**Task statement**
In the data below, find every line with the string "make" and pull it out.

+++ Supplied data +++

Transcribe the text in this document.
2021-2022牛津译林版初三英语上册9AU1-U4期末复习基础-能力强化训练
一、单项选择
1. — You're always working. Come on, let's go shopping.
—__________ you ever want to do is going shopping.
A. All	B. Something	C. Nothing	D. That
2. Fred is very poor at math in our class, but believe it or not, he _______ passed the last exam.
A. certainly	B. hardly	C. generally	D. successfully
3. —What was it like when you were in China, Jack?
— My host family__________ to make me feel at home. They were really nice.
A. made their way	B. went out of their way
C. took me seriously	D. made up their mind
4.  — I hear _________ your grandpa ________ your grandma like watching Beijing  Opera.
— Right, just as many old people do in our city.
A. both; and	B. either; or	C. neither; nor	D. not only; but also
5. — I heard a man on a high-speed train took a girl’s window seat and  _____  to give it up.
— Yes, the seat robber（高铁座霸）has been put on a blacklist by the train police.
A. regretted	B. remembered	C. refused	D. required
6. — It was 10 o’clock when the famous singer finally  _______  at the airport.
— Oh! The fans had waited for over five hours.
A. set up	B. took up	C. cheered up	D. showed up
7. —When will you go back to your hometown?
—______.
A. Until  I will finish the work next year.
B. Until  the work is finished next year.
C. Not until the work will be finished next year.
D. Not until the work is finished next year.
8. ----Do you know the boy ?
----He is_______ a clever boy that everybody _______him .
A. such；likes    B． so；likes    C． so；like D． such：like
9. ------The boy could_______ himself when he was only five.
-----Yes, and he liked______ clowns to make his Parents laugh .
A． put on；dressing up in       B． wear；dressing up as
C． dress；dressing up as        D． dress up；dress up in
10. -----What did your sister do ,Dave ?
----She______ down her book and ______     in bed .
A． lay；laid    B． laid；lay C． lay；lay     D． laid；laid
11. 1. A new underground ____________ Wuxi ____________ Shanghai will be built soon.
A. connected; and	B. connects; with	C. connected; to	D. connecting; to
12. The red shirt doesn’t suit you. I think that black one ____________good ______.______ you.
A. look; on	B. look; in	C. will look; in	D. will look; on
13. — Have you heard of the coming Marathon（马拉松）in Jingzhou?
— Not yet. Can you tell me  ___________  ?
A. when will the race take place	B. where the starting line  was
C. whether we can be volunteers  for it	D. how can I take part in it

+++

**Result of this exercise**
— My host family__________ to make me feel at home. They were really nice.
-----Yes, and he liked______ clowns to make his Parents laugh .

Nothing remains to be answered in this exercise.